[課題のねらい] 乗車記の本文のうち、「庄内交通「夕陽号」京都・大阪線 乗車記」で始まり「京都・大阪線と呼んでいます。」まで続く部分を、原文のとおり一字も変えずに書き出しなさい。

庄内交通「夕陽号」京都・大阪線 乗車記
前々回の記事『庄内交通「夕陽号」仙台国際空港線 簡単な乗車記』はこちら↓からどうぞ。
仙台空港から庄内交通の高速バス「夕陽号」仙台国際空港線で鶴岡エスモールバスターミナルに到着した私。
このバスターミナルを訪れたのは、2017(平成29)年4月に夜行高速バス「大阪・京都~鶴岡・酒田線」が開業して以来、約1年10か月ぶりとなります。
確か、酒田発の南海バス担当便「サザンクロス酒田線」に乗車すべく、開業日翌日に鶴岡・酒田方面を訪問した時であったと記憶しています。
(南海バス「サザンクロス酒田線」の乗車記は、こちら↓にて掲載していますので、宜しければ是非。)
施設自体は綺麗なのですが、案内がござっぱりしているというか、簡素過ぎる印象を受けます。
聞くところによると、鶴岡地区では市内の路線バス再編で増便が検討されているそうですが、このバスターミナルが今以上に賑やかになることを望みたいものですね。
さて、ここからどこへ行こうか・・・としばし考えていたのですが、やはり乗れる時に乗っておかなければと思って飛び乗ったバスが、こちら↓でした。
夜行高速バス「大阪・京都~鶴岡・酒田線」の庄内交通担当便「夕陽号」京都・大阪線です。
説明するまでもありませんが、夜行高速バス「大阪・京都~鶴岡・酒田線」は、南海バス(大阪府堺市)と庄内交通(山形県鶴岡市)の共同運行路線。
ですが、運行会社によって路線名称が異なり、南海バスは「サザンクロス」酒田線、庄内交通は「夕陽号」京都・大阪線と呼んでいます。
前回乗車したのは、南海バス「サザンクロス」酒田線でしたが、今回乗車したのは庄内交通「夕陽号」京都・大阪線。
その時の模様や南海バス便の車両の違いなどを含めて、庄内交通「夕陽号」京都・大阪線を改めてご紹介します。

画像ベースのレイアウト項目
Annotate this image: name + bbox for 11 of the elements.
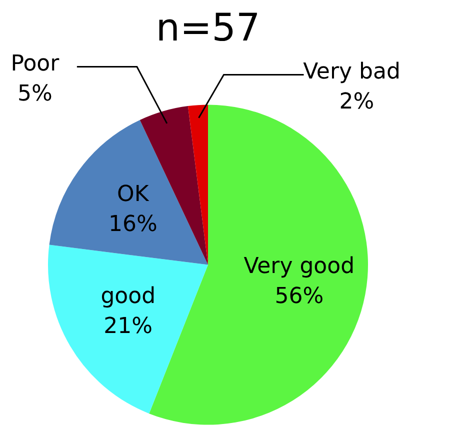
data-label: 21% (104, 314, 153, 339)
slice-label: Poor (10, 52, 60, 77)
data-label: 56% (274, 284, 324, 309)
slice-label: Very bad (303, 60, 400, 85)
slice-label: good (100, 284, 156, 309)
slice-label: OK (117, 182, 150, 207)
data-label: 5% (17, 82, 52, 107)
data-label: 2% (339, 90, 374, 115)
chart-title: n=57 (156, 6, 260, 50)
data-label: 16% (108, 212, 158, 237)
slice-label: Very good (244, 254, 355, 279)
...
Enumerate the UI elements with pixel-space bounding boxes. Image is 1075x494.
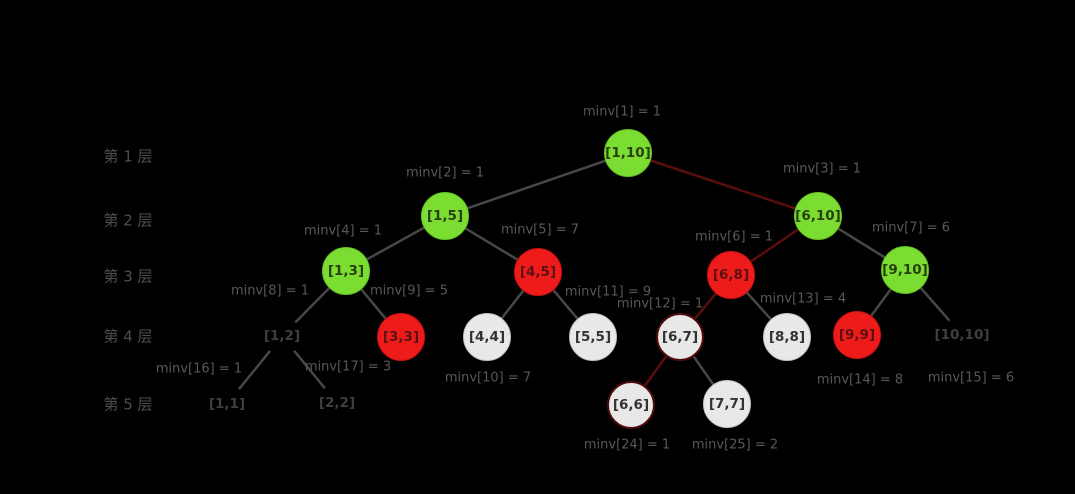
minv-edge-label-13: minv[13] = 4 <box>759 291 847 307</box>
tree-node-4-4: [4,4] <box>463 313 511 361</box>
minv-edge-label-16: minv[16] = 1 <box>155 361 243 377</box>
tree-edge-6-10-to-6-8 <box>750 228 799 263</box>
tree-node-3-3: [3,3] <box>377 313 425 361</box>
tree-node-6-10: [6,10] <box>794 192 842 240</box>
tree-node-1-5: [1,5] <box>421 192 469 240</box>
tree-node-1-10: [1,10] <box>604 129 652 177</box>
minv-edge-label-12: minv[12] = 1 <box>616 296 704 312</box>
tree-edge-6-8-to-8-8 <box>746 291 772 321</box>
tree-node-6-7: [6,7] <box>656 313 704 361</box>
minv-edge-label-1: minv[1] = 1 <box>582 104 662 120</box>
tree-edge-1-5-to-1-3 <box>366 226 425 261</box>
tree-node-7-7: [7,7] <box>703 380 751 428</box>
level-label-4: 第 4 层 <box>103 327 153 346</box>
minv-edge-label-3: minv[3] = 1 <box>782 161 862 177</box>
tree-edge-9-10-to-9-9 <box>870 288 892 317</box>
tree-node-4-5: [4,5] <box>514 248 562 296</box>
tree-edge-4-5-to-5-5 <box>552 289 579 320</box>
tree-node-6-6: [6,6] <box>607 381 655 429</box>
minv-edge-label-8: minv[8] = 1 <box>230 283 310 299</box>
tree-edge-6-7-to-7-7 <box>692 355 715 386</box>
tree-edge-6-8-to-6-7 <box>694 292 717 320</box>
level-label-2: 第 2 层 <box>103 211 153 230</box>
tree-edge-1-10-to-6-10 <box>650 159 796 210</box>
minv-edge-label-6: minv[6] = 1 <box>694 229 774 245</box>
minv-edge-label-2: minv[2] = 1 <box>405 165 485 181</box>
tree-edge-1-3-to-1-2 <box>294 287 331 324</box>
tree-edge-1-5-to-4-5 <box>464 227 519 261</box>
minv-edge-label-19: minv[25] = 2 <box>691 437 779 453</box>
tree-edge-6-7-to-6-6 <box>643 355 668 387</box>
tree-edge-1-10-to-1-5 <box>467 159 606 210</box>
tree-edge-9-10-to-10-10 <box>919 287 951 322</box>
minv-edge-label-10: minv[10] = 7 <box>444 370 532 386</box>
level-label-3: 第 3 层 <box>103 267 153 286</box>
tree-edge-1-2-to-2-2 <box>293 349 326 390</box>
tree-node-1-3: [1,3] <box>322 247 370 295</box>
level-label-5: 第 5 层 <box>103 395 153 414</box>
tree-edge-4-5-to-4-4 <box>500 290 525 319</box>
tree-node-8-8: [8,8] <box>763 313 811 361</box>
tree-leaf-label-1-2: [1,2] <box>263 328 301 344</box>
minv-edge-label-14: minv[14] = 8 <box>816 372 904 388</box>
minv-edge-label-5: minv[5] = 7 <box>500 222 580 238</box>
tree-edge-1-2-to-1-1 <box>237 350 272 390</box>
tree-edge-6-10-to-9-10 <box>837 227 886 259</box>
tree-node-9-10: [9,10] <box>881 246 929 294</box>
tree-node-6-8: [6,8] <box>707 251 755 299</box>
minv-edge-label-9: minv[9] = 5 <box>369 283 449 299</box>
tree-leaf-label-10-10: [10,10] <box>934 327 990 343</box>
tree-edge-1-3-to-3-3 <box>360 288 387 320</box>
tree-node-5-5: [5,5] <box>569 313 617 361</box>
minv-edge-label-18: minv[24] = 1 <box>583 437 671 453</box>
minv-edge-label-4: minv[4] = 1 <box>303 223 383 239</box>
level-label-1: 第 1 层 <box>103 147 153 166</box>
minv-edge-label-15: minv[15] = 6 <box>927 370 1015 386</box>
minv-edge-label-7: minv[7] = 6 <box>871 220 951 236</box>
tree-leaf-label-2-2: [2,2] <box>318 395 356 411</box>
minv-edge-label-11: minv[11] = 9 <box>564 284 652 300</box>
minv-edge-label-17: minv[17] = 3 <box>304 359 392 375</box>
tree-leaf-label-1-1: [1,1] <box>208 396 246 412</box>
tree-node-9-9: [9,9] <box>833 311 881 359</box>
---
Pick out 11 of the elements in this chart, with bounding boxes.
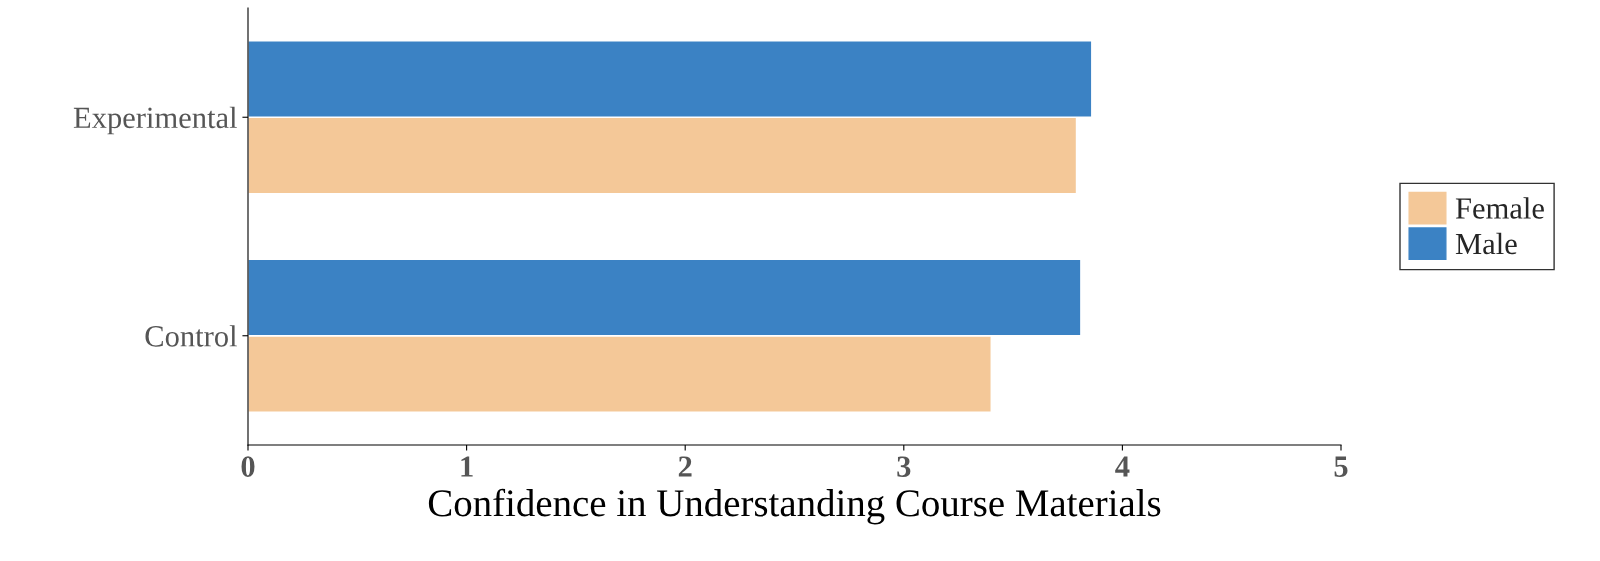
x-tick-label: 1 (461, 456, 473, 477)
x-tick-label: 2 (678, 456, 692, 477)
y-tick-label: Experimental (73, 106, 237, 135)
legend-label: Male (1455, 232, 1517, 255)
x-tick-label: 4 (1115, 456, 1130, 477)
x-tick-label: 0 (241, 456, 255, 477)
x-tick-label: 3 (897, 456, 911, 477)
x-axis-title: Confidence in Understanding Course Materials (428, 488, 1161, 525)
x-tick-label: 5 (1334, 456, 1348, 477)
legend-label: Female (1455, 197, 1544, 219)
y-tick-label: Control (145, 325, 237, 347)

[記述解答]
庄内交通「夕陽号」京都・大阪線 乗車記
前々回の記事『庄内交通「夕陽号」仙台国際空港線 簡単な乗車記』はこちら↓からどうぞ。
仙台空港から庄内交通の高速バス「夕陽号」仙台国際空港線で鶴岡エスモールバスターミナルに到着した私。
このバスターミナルを訪れたのは、2017(平成29)年4月に夜行高速バス「大阪・京都~鶴岡・酒田線」が開業して以来、約1年10か月ぶりとなります。
確か、酒田発の南海バス担当便「サザンクロス酒田線」に乗車すべく、開業日翌日に鶴岡・酒田方面を訪問した時であったと記憶しています。
(南海バス「サザンクロス酒田線」の乗車記は、こちら↓にて掲載していますので、宜しければ是非。)
施設自体は綺麗なのですが、案内がござっぱりしているというか、簡素過ぎる印象を受けます。
聞くところによると、鶴岡地区では市内の路線バス再編で増便が検討されているそうですが、このバスターミナルが今以上に賑やかになることを望みたいものですね。
さて、ここからどこへ行こうか・・・としばし考えていたのですが、やはり乗れる時に乗っておかなければと思って飛び乗ったバスが、こちら↓でした。
夜行高速バス「大阪・京都~鶴岡・酒田線」の庄内交通担当便「夕陽号」京都・大阪線です。
説明するまでもありませんが、夜行高速バス「大阪・京都~鶴岡・酒田線」は、南海バス(大阪府堺市)と庄内交通(山形県鶴岡市)の共同運行路線。
ですが、運行会社によって路線名称が異なり、南海バスは「サザンクロス」酒田線、庄内交通は「夕陽号」京都・大阪線と呼んでいます。